_Text block_
Visitor's Diary: LTC Logistics-6



(Devinder Kohli explaining the Tire Management Data Sheet while Tire Doctor Vikrant Lal Srivastav looks on)

Ramesh Kumar

"Vikrant Lal Shrivastav, mera naam. Tire Doctor!"

That's how this mid-twenties professional with a stethoscope kind of stuff round his neck introduces himself at the open workshop yard.

Tire Doctor? Never heard of such a designation till this moment. Basically he is a mechanic whose specialization is in tire management. I like his confidence. His zest. His pride. Hum kissi se kam nahi, bindaas attitude and posture. No hesitation in interacting with a stranger. Looking straight into the eyes.

With a fleet strength of 250 and a tight delivery schedule or commitment across pan-India, LTC Logistics has to have a robust tire management system in place. And it has. Vikrant is the witness to that process. The system put in place is meticulous. After every round trip, at the base camp of Sikri workshop, every single truck undergoes a microscopic examination under the watchful eyes of Tire Doctor. However, en route any complaint from drivers about tire issues, they are directed to the nearest dealer network for quick remedial action.

(Watch the video of Vikrant Lal Srivastav & Devinder Kohli here and here)

LTC Logistics' choice of tire appears to be Apollo. No idea why. Even the vernier caliper that the Tire Doctor wearing snake like round his neck is from Apollo: gifted may be. Nonetheless, Vikrant rates Continental highly for his own reasons. Radial tire, he believes, gives higher mileage though expensive.

Early this year, I ran into Heera Lal, owner cum driver at Rattanpur, the border town of Gujarat and Rajasthan outside a highway dhaba. Our discussion veered around tire management.

Hear him out here...

All said and done, tire is a huge cost for any transport company, constituting next only to fuel. Fleet managers go mad trying to extract the maximum out of tire because it is a huge investment. Non-radials cost a little over Rs.25,000 a piece at the lower end. MRF is believed to be the costliest. Almost double. Radials, on the outer ridge! No wonder, fleet owners are reluctant to embrace radials in the commercial vehicle segment. Tire sellers invariably harp on a macro angle. Better tire leads to higher mileage, possibly better payload and less maintenance. Logical.

Big fleet owners get into a contract with tire makers with option of the same company even undertaking retreading when the tire wears out. A routine stuff and therefore a regular money-spinner!  A bulk deal. If my memory serves right, VRL Logistics (owning 4,500 plus trucks) has such an arrangement with Michelin. Complete outsourcing. In the process, the transporter gets the best deal.   Even the tire maker.

_Supplied information_
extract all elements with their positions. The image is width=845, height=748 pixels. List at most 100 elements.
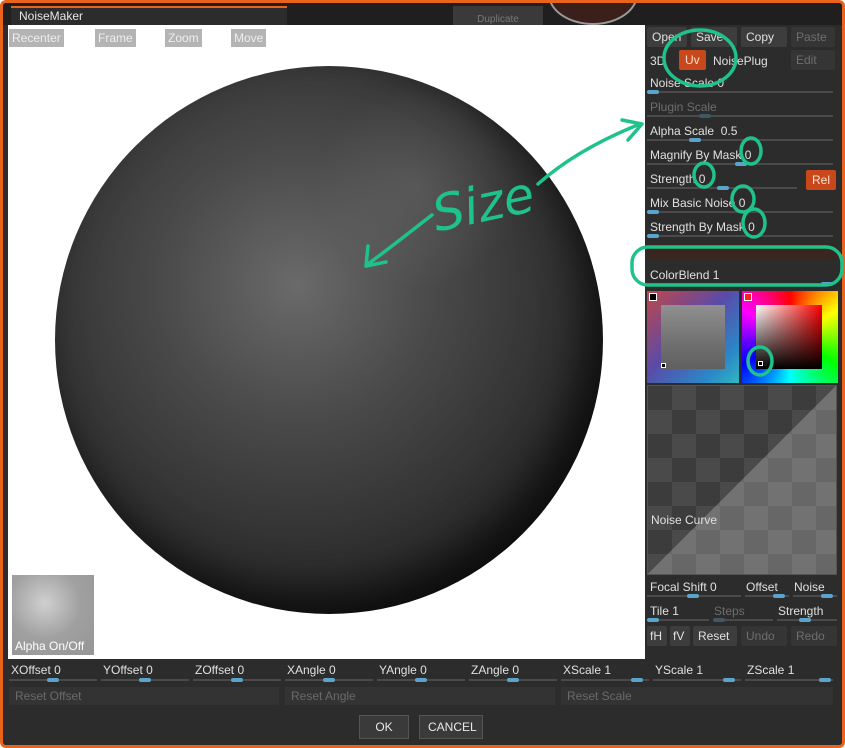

_Tasks for this exercise_
1. According to the visitor's diary about LTC Logistics, how many trucks does LTC Logistics have in its fleet?
2. Carry on the visitor's diary about LTC Logistics from the point where it stops.
The data is separate material from the visitor's diary about LTC Logistics.

_The replies_
1. 250

2.
Tire management is a big business, certainly.  Two years ago, I had the opportunity to visit Bridgestone exclusive workshop at Sankakiri, near Salem, owned by 350-fleet strength SSPL. The kind of research study this company has done on tire management is stupendous. In fact, its meticulousness enabled SSPL to walk away with an award at Mahindra Transport Excellence Awards function a few years ago.

Not Bridgestone alone. Every tire company has got into this segment. Had a chance to visit Michelin facility as well in Jaipur three years ago on the highway.

Tire management, confesses Devinder, is critical for two reasons. One in this age of rising input costs of every item and the reluctance of end users to revise freight rates, margins shrink. So to float and survive, maintenance cost has to be squeezed as much as possible. Secondly, invariably fleet owners resort to overloading to fight the escalating operational cost with poor implementation of overloading norms. Overloading means extra pressure on tire because ultimately, it is tire that bears the beastly burden of the entire load.

It is not out of place to point out that the prevalence of tire theft on highways mostly at night when drivers halt on highway dhabas for a few hours food and sleep. Regional and transport-focused vernacular magazines are full of stories how trucks are parked on stones after dacoits decamp with tires!

Similarly drivers clandestinely disposing off stepney (tire) is again normal happening in the Indian trucking scenario. Another pain point for fleet owners/supervisors is the tire puncture issue. Given the status of Indian highways (both national and state), not the entire stretch is like Hema Malini's cheeks as the ex-Chief Minister of Lalu Prasad Yadav wished. It sports several patches of bad roads due to poor highway design and or engineering for kilometres together. This certainly impacts the health of  tire and puncture is a common occurrence. Taking advantage of this situation, long haul drivers create fake scenarios and fake receipts of tire bursts and therefore puncture costs! Some smart fleet manager/supervisors randomly get the repaired tire opened up to verify the truth! Not always.

From the corner of my eyes, I notice Tire Doctor is back in action with his  tools: stethoscope and vernier caliper, measuring the amount of wear and tear of a parked truck that has come for maintenance check up.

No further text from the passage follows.